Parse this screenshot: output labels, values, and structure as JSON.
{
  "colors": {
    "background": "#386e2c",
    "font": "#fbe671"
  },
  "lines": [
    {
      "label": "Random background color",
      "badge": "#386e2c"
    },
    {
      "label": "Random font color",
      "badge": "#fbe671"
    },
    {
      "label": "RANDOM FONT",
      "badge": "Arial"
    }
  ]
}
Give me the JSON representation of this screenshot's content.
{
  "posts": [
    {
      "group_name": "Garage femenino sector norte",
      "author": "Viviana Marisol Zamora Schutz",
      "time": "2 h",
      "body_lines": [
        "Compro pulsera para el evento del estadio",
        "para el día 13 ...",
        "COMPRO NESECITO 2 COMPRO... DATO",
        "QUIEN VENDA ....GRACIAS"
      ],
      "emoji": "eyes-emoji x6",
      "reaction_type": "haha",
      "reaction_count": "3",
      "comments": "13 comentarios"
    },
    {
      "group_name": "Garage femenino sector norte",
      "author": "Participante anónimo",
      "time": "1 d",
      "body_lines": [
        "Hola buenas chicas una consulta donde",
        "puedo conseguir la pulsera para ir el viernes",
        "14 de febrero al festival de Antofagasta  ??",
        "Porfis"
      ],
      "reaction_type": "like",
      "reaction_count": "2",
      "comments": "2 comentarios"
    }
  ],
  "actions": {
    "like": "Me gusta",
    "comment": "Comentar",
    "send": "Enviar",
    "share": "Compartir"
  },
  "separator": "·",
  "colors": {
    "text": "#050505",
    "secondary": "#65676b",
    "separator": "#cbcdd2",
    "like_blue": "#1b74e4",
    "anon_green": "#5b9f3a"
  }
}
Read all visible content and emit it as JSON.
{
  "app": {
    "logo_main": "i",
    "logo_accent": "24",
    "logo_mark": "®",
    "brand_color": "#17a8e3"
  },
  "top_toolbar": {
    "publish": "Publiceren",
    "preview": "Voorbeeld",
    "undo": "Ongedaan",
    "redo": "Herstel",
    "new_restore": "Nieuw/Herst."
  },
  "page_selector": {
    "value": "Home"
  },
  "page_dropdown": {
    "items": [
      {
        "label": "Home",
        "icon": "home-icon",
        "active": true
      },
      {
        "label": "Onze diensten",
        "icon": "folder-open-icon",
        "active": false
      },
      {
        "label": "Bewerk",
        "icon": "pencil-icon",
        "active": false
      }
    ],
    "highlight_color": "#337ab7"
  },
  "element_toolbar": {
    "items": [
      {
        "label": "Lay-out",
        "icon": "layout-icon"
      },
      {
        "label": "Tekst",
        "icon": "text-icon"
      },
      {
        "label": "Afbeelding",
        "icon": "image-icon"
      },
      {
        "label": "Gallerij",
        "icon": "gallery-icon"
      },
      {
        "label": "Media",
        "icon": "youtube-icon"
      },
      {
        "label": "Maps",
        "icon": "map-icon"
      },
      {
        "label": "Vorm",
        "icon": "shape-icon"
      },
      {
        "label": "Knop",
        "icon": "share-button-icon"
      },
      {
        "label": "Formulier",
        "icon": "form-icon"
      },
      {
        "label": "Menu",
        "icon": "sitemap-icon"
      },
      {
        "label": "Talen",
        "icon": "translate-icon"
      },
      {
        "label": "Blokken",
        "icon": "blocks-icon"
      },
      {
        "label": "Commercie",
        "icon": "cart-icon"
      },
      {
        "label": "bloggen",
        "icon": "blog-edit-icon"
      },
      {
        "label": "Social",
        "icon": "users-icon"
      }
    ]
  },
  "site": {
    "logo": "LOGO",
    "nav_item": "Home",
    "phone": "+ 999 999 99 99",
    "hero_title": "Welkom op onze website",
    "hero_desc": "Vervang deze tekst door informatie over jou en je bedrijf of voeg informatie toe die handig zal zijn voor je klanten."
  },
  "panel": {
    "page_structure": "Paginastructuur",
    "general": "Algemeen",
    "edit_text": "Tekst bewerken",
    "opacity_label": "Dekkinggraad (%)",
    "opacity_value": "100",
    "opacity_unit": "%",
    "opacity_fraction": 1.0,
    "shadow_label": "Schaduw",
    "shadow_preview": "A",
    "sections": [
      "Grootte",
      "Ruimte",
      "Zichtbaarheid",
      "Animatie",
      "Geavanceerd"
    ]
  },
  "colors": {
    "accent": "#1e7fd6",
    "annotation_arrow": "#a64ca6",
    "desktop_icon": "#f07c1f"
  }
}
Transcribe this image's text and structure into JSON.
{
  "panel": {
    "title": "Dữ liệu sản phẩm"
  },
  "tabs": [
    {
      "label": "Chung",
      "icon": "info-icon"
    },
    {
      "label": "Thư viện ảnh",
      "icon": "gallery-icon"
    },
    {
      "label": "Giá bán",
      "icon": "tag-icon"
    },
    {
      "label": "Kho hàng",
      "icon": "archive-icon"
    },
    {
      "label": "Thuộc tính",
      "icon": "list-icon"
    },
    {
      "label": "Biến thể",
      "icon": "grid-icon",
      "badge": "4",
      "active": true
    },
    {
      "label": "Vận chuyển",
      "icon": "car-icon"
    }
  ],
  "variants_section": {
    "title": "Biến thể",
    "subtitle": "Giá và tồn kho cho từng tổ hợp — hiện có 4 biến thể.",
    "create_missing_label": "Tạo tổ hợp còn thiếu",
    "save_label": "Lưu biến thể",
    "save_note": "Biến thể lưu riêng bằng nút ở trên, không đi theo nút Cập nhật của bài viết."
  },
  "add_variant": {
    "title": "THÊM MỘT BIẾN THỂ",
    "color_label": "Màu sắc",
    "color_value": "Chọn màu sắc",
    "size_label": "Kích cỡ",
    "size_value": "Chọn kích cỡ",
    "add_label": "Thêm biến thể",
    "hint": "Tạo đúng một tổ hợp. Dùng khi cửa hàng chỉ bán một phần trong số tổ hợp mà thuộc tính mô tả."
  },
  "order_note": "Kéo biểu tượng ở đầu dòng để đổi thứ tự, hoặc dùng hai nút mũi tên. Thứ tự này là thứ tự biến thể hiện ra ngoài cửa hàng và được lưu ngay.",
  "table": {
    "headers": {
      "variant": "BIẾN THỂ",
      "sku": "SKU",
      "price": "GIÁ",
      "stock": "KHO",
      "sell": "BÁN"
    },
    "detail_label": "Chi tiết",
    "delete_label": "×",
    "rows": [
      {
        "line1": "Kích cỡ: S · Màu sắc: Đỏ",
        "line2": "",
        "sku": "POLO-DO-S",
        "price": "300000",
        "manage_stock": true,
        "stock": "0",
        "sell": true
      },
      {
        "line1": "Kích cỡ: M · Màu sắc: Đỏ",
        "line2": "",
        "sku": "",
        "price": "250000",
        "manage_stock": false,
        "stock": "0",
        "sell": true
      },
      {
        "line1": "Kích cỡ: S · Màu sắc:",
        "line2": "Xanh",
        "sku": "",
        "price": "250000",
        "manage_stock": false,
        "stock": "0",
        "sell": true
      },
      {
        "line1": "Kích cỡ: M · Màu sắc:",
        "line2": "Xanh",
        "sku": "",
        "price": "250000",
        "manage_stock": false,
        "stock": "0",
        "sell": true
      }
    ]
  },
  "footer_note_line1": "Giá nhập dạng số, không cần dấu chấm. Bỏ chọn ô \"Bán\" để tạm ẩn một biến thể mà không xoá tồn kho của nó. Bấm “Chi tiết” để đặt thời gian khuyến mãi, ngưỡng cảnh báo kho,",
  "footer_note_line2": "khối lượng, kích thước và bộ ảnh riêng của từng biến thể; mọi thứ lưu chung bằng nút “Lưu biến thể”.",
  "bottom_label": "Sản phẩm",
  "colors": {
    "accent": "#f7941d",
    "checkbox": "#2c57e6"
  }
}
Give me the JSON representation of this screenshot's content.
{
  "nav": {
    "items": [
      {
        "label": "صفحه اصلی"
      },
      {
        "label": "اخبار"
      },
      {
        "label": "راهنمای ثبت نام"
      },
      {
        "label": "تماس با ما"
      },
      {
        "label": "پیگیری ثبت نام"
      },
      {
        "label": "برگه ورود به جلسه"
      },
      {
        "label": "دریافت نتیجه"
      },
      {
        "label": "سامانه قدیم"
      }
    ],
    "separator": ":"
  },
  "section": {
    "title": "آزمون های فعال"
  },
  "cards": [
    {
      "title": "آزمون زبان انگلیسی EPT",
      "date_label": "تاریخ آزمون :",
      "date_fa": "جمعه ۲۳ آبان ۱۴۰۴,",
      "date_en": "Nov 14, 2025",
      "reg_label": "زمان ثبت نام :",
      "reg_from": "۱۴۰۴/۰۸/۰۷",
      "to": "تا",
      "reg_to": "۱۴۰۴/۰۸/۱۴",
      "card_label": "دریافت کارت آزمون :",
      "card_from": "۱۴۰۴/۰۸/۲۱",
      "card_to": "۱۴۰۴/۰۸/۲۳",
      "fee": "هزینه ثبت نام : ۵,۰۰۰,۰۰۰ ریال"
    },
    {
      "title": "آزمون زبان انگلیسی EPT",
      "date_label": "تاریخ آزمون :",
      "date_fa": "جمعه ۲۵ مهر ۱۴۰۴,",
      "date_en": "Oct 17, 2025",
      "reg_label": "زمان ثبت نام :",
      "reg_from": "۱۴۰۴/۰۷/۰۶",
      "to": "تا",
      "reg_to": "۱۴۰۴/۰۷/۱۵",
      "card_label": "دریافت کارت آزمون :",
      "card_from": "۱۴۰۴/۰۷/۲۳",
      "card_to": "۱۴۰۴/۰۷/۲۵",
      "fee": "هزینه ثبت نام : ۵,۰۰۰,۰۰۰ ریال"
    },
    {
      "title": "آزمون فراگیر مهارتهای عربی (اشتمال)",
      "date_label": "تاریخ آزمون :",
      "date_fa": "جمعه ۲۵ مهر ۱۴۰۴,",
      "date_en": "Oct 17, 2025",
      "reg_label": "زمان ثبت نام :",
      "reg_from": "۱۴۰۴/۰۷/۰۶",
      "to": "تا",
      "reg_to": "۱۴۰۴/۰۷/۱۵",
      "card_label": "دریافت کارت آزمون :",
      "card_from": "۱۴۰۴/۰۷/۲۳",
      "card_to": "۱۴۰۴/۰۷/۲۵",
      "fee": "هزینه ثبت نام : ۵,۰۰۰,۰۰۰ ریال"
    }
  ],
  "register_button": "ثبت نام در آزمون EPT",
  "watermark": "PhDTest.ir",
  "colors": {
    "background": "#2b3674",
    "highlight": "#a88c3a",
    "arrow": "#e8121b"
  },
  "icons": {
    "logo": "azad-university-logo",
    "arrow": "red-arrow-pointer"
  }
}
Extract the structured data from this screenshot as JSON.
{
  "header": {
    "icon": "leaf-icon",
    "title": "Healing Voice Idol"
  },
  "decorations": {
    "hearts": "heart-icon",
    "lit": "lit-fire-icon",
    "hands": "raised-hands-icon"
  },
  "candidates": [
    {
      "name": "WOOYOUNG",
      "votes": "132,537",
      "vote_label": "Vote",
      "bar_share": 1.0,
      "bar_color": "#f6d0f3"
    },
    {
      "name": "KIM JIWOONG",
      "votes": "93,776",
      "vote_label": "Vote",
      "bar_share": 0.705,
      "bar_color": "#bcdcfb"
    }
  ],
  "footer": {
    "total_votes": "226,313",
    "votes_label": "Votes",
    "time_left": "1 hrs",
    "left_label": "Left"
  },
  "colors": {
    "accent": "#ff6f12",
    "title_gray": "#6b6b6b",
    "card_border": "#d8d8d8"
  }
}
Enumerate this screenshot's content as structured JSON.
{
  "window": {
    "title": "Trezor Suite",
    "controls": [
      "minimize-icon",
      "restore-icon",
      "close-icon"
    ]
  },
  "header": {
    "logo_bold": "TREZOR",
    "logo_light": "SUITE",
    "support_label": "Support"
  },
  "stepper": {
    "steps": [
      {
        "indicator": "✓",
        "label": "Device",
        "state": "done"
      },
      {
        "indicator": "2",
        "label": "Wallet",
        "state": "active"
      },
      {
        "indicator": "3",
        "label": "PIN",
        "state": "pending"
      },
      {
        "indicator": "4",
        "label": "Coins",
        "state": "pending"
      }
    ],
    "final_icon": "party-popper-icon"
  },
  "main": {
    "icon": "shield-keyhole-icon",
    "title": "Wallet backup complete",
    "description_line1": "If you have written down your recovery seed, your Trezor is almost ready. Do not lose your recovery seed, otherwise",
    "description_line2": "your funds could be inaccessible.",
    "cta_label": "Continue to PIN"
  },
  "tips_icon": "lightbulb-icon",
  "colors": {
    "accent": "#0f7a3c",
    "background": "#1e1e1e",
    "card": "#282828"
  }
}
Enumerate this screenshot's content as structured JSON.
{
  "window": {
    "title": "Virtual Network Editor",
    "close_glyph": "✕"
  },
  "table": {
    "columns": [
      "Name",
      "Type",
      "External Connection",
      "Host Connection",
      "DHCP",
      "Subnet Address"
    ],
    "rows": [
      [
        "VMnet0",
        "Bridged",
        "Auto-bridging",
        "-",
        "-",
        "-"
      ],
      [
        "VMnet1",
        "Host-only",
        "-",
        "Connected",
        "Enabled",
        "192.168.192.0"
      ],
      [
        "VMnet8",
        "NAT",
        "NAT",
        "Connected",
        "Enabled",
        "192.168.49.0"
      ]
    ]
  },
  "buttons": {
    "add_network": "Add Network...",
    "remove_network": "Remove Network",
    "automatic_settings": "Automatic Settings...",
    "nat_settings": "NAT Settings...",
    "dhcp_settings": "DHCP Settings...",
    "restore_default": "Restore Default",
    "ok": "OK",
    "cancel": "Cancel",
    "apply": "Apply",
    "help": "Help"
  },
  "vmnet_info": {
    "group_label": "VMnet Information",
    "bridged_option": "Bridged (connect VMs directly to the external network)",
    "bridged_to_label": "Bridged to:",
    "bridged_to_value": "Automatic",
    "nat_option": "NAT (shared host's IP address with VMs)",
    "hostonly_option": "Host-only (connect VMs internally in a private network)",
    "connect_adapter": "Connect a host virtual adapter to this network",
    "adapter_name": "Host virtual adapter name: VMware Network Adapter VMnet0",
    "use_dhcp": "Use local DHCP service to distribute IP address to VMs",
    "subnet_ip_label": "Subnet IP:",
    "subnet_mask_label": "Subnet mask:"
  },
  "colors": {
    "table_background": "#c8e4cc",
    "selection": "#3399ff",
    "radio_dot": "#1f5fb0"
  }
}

• • • • • • •

Collect from the data above every line that includes "Connection".

**Solution below**.
      "External Connection",
      "Host Connection",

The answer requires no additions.